━━━━━ Supplied data
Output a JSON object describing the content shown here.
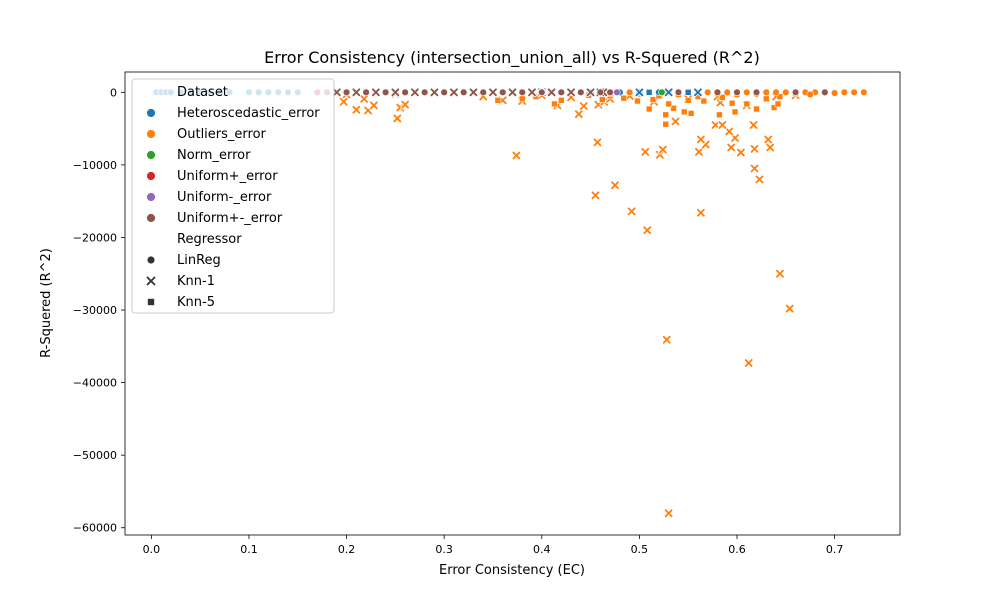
{
  "chart_data": {
    "type": "scatter",
    "title": "Error Consistency (intersection_union_all) vs R-Squered (R^2)",
    "xlabel": "Error Consistency (EC)",
    "ylabel": "R-Squered (R^2)",
    "xlim": [
      -0.027,
      0.767
    ],
    "ylim": [
      -61000,
      2800
    ],
    "x_ticks": [
      0.0,
      0.1,
      0.2,
      0.3,
      0.4,
      0.5,
      0.6,
      0.7
    ],
    "x_tick_labels": [
      "0.0",
      "0.1",
      "0.2",
      "0.3",
      "0.4",
      "0.5",
      "0.6",
      "0.7"
    ],
    "y_ticks": [
      0,
      -10000,
      -20000,
      -30000,
      -40000,
      -50000,
      -60000
    ],
    "y_tick_labels": [
      "0",
      "−10000",
      "−20000",
      "−30000",
      "−40000",
      "−50000",
      "−60000"
    ],
    "grid": false,
    "legend": {
      "placement": "upper left",
      "hue_title": "Dataset",
      "style_title": "Regressor",
      "datasets": [
        {
          "name": "Heteroscedastic_error",
          "color": "#1f77b4"
        },
        {
          "name": "Outliers_error",
          "color": "#ff7f0e"
        },
        {
          "name": "Norm_error",
          "color": "#2ca02c"
        },
        {
          "name": "Uniform+_error",
          "color": "#d62728"
        },
        {
          "name": "Uniform-_error",
          "color": "#9467bd"
        },
        {
          "name": "Uniform+-_error",
          "color": "#8c564b"
        }
      ],
      "regressors": [
        {
          "name": "LinReg",
          "marker": "circle"
        },
        {
          "name": "Knn-1",
          "marker": "x"
        },
        {
          "name": "Knn-5",
          "marker": "square"
        }
      ]
    },
    "series": [
      {
        "dataset": "Outliers_error",
        "regressor": "Knn-1",
        "color": "#ff7f0e",
        "marker": "x",
        "points": [
          [
            0.53,
            -58000
          ],
          [
            0.612,
            -37300
          ],
          [
            0.528,
            -34100
          ],
          [
            0.654,
            -29800
          ],
          [
            0.644,
            -25000
          ],
          [
            0.508,
            -19000
          ],
          [
            0.563,
            -16600
          ],
          [
            0.492,
            -16400
          ],
          [
            0.455,
            -14200
          ],
          [
            0.475,
            -12800
          ],
          [
            0.623,
            -12000
          ],
          [
            0.618,
            -10500
          ],
          [
            0.374,
            -8700
          ],
          [
            0.521,
            -8600
          ],
          [
            0.506,
            -8200
          ],
          [
            0.561,
            -8200
          ],
          [
            0.604,
            -8300
          ],
          [
            0.524,
            -7900
          ],
          [
            0.634,
            -7600
          ],
          [
            0.594,
            -7600
          ],
          [
            0.618,
            -7800
          ],
          [
            0.568,
            -7200
          ],
          [
            0.457,
            -6900
          ],
          [
            0.563,
            -6500
          ],
          [
            0.632,
            -6500
          ],
          [
            0.598,
            -6300
          ],
          [
            0.592,
            -5400
          ],
          [
            0.578,
            -4500
          ],
          [
            0.585,
            -4500
          ],
          [
            0.617,
            -4500
          ],
          [
            0.537,
            -4000
          ],
          [
            0.252,
            -3600
          ],
          [
            0.438,
            -3000
          ],
          [
            0.21,
            -2400
          ],
          [
            0.222,
            -2500
          ],
          [
            0.255,
            -2100
          ],
          [
            0.228,
            -1800
          ],
          [
            0.26,
            -1700
          ],
          [
            0.416,
            -1800
          ],
          [
            0.443,
            -1900
          ],
          [
            0.458,
            -1700
          ],
          [
            0.464,
            -1300
          ],
          [
            0.515,
            -1300
          ],
          [
            0.36,
            -1100
          ],
          [
            0.38,
            -1200
          ],
          [
            0.197,
            -1300
          ],
          [
            0.218,
            -900
          ],
          [
            0.34,
            -600
          ],
          [
            0.43,
            -700
          ],
          [
            0.47,
            -900
          ],
          [
            0.55,
            -900
          ],
          [
            0.583,
            -1400
          ],
          [
            0.61,
            -1800
          ],
          [
            0.49,
            -500
          ],
          [
            0.58,
            -600
          ],
          [
            0.66,
            -400
          ],
          [
            0.2,
            -300
          ],
          [
            0.25,
            -200
          ],
          [
            0.4,
            -400
          ],
          [
            0.52,
            -300
          ],
          [
            0.64,
            -600
          ]
        ]
      },
      {
        "dataset": "Outliers_error",
        "regressor": "Knn-5",
        "color": "#ff7f0e",
        "marker": "square",
        "points": [
          [
            0.527,
            -4400
          ],
          [
            0.527,
            -3100
          ],
          [
            0.546,
            -2700
          ],
          [
            0.553,
            -2900
          ],
          [
            0.51,
            -2300
          ],
          [
            0.535,
            -2200
          ],
          [
            0.638,
            -2100
          ],
          [
            0.62,
            -2300
          ],
          [
            0.598,
            -2700
          ],
          [
            0.582,
            -3100
          ],
          [
            0.642,
            -1600
          ],
          [
            0.61,
            -1600
          ],
          [
            0.595,
            -1500
          ],
          [
            0.566,
            -1200
          ],
          [
            0.55,
            -1100
          ],
          [
            0.53,
            -1600
          ],
          [
            0.514,
            -1000
          ],
          [
            0.498,
            -1200
          ],
          [
            0.484,
            -800
          ],
          [
            0.462,
            -1000
          ],
          [
            0.413,
            -1600
          ],
          [
            0.42,
            -1100
          ],
          [
            0.355,
            -1100
          ],
          [
            0.38,
            -900
          ],
          [
            0.394,
            -600
          ],
          [
            0.448,
            -400
          ],
          [
            0.47,
            -500
          ],
          [
            0.56,
            -600
          ],
          [
            0.585,
            -700
          ],
          [
            0.63,
            -900
          ],
          [
            0.644,
            -600
          ],
          [
            0.52,
            -500
          ],
          [
            0.54,
            -300
          ],
          [
            0.47,
            -200
          ],
          [
            0.6,
            -300
          ],
          [
            0.66,
            -200
          ]
        ]
      },
      {
        "dataset": "Outliers_error",
        "regressor": "LinReg",
        "color": "#ff7f0e",
        "marker": "circle",
        "points": [
          [
            0.45,
            0
          ],
          [
            0.47,
            0
          ],
          [
            0.49,
            0
          ],
          [
            0.5,
            -100
          ],
          [
            0.51,
            0
          ],
          [
            0.53,
            0
          ],
          [
            0.55,
            0
          ],
          [
            0.57,
            0
          ],
          [
            0.58,
            0
          ],
          [
            0.59,
            0
          ],
          [
            0.6,
            0
          ],
          [
            0.61,
            0
          ],
          [
            0.62,
            0
          ],
          [
            0.63,
            0
          ],
          [
            0.64,
            0
          ],
          [
            0.65,
            0
          ],
          [
            0.66,
            0
          ],
          [
            0.67,
            0
          ],
          [
            0.68,
            0
          ],
          [
            0.69,
            0
          ],
          [
            0.7,
            0
          ],
          [
            0.71,
            0
          ],
          [
            0.72,
            0
          ],
          [
            0.73,
            0
          ],
          [
            0.675,
            -300
          ],
          [
            0.7,
            -100
          ],
          [
            0.62,
            -200
          ],
          [
            0.58,
            -200
          ],
          [
            0.5,
            -200
          ]
        ]
      },
      {
        "dataset": "Heteroscedastic_error",
        "regressor": "LinReg",
        "color": "#1f77b4",
        "marker": "circle",
        "points": [
          [
            0.005,
            0
          ],
          [
            0.01,
            0
          ],
          [
            0.015,
            0
          ],
          [
            0.02,
            0
          ],
          [
            0.03,
            0
          ],
          [
            0.04,
            0
          ],
          [
            0.05,
            0
          ],
          [
            0.06,
            0
          ],
          [
            0.07,
            0
          ],
          [
            0.08,
            0
          ],
          [
            0.1,
            0
          ],
          [
            0.11,
            0
          ],
          [
            0.12,
            0
          ],
          [
            0.13,
            0
          ],
          [
            0.14,
            0
          ],
          [
            0.15,
            0
          ],
          [
            0.42,
            0
          ],
          [
            0.45,
            0
          ],
          [
            0.48,
            0
          ],
          [
            0.5,
            0
          ],
          [
            0.52,
            0
          ],
          [
            0.54,
            0
          ]
        ]
      },
      {
        "dataset": "Heteroscedastic_error",
        "regressor": "Knn-1",
        "color": "#1f77b4",
        "marker": "x",
        "points": [
          [
            0.4,
            0
          ],
          [
            0.43,
            0
          ],
          [
            0.46,
            0
          ],
          [
            0.5,
            0
          ],
          [
            0.53,
            0
          ],
          [
            0.56,
            0
          ]
        ]
      },
      {
        "dataset": "Heteroscedastic_error",
        "regressor": "Knn-5",
        "color": "#1f77b4",
        "marker": "square",
        "points": [
          [
            0.41,
            0
          ],
          [
            0.44,
            0
          ],
          [
            0.47,
            0
          ],
          [
            0.51,
            0
          ],
          [
            0.55,
            0
          ]
        ]
      },
      {
        "dataset": "Norm_error",
        "regressor": "LinReg",
        "color": "#2ca02c",
        "marker": "circle",
        "points": [
          [
            0.45,
            0
          ],
          [
            0.523,
            0
          ]
        ]
      },
      {
        "dataset": "Uniform-_error",
        "regressor": "LinReg",
        "color": "#9467bd",
        "marker": "circle",
        "points": [
          [
            0.477,
            0
          ]
        ]
      },
      {
        "dataset": "Uniform+_error",
        "regressor": "LinReg",
        "color": "#d62728",
        "marker": "circle",
        "points": [
          [
            0.17,
            0
          ]
        ]
      },
      {
        "dataset": "Uniform+-_error",
        "regressor": "Knn-1",
        "color": "#8c564b",
        "marker": "x",
        "points": [
          [
            0.19,
            0
          ],
          [
            0.21,
            0
          ],
          [
            0.23,
            0
          ],
          [
            0.25,
            0
          ],
          [
            0.27,
            0
          ],
          [
            0.29,
            0
          ],
          [
            0.31,
            0
          ],
          [
            0.33,
            0
          ],
          [
            0.35,
            0
          ],
          [
            0.37,
            0
          ],
          [
            0.39,
            0
          ],
          [
            0.41,
            0
          ],
          [
            0.43,
            0
          ],
          [
            0.45,
            0
          ],
          [
            0.463,
            0
          ]
        ]
      },
      {
        "dataset": "Uniform+-_error",
        "regressor": "Knn-5",
        "color": "#8c564b",
        "marker": "square",
        "points": [
          [
            0.2,
            0
          ],
          [
            0.22,
            0
          ],
          [
            0.24,
            0
          ],
          [
            0.26,
            0
          ],
          [
            0.28,
            0
          ],
          [
            0.3,
            0
          ],
          [
            0.32,
            0
          ],
          [
            0.34,
            0
          ],
          [
            0.36,
            0
          ],
          [
            0.38,
            0
          ],
          [
            0.4,
            0
          ],
          [
            0.42,
            0
          ],
          [
            0.44,
            0
          ]
        ]
      },
      {
        "dataset": "Uniform+-_error",
        "regressor": "LinReg",
        "color": "#8c564b",
        "marker": "circle",
        "points": [
          [
            0.18,
            0
          ],
          [
            0.2,
            0
          ],
          [
            0.22,
            0
          ],
          [
            0.24,
            0
          ],
          [
            0.26,
            0
          ],
          [
            0.28,
            0
          ],
          [
            0.3,
            0
          ],
          [
            0.32,
            0
          ],
          [
            0.34,
            0
          ],
          [
            0.36,
            0
          ],
          [
            0.38,
            0
          ],
          [
            0.4,
            0
          ],
          [
            0.42,
            0
          ],
          [
            0.44,
            0
          ],
          [
            0.46,
            0
          ],
          [
            0.47,
            0
          ],
          [
            0.54,
            0
          ],
          [
            0.58,
            0
          ],
          [
            0.6,
            0
          ],
          [
            0.62,
            0
          ],
          [
            0.66,
            0
          ],
          [
            0.69,
            0
          ]
        ]
      }
    ]
  }
}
━━━━━━━━━━
▶ What you will do
Determine the number of lines in the data that contain "Consistency" as a word or string, and state only that number.

▶ Correct answer
2